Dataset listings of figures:
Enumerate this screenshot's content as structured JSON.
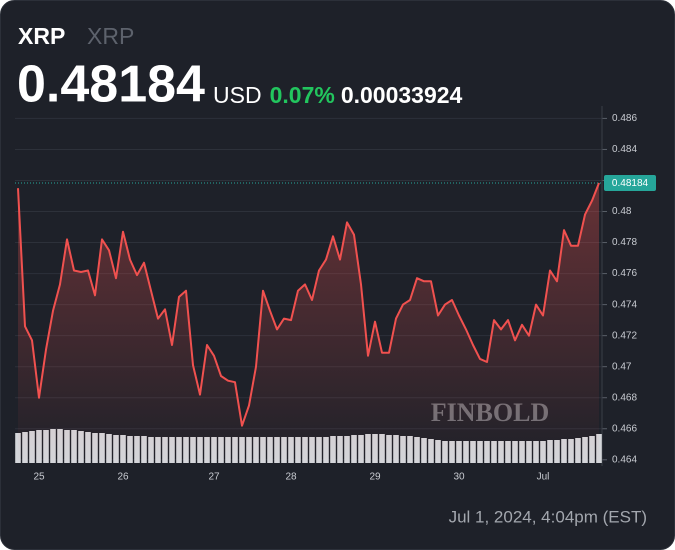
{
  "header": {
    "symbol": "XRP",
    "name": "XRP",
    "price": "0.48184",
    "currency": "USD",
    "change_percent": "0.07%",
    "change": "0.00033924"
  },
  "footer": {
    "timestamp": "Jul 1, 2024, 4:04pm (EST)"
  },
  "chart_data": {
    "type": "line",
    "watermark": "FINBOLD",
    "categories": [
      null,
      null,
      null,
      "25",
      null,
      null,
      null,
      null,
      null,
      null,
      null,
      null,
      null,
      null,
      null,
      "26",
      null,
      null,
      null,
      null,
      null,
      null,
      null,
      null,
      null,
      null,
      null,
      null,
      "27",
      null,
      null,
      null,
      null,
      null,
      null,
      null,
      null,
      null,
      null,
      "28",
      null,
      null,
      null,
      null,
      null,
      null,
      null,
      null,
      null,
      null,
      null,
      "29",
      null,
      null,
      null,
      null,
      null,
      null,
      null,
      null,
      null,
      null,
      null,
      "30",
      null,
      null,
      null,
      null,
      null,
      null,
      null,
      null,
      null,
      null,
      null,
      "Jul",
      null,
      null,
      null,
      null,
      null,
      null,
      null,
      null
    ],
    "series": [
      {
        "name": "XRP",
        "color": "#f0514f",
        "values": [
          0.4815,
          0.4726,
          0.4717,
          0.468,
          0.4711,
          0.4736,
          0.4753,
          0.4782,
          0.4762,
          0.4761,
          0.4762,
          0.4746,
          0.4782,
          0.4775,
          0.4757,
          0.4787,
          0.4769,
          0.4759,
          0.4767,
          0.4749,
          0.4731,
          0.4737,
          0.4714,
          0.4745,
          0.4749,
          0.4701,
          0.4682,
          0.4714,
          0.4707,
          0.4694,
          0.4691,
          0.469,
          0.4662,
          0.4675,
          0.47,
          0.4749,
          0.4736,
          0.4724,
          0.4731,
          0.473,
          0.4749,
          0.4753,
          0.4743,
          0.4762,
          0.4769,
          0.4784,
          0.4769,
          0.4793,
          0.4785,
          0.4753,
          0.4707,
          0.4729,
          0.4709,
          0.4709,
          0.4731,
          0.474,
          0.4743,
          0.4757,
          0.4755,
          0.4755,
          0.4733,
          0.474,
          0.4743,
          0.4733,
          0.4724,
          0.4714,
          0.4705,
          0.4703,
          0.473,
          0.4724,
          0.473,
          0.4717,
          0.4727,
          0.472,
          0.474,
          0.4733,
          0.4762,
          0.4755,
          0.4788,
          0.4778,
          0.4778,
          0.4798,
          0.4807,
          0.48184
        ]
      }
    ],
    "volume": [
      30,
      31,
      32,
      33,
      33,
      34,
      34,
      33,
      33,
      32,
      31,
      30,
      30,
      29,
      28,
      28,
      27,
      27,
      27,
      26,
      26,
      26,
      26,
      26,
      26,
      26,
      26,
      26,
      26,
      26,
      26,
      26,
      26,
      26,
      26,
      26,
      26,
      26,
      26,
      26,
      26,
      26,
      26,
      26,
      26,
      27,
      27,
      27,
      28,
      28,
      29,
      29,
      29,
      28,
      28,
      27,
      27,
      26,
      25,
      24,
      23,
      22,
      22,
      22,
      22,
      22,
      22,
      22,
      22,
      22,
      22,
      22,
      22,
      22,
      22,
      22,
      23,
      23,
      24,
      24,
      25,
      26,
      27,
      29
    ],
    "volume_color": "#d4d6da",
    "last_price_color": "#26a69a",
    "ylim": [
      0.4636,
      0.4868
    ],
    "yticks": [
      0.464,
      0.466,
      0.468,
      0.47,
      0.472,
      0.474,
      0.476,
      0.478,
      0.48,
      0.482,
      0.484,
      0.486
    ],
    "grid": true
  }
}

--

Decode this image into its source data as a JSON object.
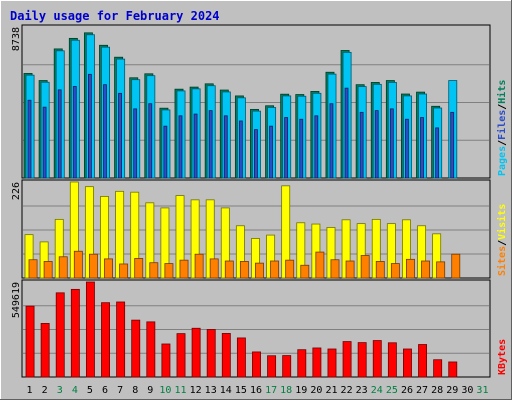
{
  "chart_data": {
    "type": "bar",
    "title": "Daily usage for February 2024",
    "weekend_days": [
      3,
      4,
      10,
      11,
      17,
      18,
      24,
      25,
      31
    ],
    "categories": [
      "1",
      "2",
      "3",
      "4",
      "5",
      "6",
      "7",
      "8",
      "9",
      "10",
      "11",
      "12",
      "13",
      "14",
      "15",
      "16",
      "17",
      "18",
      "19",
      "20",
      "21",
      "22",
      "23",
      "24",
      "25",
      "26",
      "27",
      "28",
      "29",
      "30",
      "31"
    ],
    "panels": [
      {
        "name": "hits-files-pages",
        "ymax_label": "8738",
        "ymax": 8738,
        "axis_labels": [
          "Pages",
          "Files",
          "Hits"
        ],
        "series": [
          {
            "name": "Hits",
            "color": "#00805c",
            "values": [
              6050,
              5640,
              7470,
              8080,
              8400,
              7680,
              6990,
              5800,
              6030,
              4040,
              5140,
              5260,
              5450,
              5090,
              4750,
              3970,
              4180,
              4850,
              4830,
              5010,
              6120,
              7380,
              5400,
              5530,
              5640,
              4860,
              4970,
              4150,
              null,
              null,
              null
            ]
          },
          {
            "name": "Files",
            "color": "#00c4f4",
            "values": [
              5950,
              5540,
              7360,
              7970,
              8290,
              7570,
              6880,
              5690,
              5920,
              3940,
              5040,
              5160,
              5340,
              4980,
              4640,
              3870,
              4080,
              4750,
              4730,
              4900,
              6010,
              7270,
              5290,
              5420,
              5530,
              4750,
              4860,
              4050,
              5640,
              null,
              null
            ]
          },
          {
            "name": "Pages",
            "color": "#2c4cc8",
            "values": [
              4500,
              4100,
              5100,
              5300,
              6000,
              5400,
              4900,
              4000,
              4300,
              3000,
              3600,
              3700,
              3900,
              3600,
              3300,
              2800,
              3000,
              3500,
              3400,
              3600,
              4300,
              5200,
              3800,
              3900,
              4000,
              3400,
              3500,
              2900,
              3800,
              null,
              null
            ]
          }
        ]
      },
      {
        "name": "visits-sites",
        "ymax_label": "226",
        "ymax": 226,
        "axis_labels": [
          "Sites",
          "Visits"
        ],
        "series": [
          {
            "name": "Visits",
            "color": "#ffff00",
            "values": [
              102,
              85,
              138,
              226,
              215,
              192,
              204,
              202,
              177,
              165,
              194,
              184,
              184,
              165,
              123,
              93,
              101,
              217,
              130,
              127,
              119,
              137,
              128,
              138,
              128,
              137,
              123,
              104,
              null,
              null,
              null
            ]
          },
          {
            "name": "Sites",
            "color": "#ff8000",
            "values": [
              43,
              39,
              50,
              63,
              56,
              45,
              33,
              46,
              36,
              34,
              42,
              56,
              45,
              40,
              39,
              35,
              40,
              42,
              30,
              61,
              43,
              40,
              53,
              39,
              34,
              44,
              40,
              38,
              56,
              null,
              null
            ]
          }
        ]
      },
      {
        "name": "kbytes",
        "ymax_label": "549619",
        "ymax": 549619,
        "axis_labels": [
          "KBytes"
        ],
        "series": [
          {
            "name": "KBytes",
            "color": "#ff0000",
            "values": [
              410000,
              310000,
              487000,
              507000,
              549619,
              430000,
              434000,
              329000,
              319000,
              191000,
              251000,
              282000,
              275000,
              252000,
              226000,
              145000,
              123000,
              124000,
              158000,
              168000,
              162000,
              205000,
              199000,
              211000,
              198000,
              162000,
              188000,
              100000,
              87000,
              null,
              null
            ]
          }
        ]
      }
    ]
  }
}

Task brief —
Read the lines above. Gather those in which the string "JSON" is found.

Result for this exercise —
Enumerate this screenshot's content as structured JSON.
Decode this image into its source data as a JSON object.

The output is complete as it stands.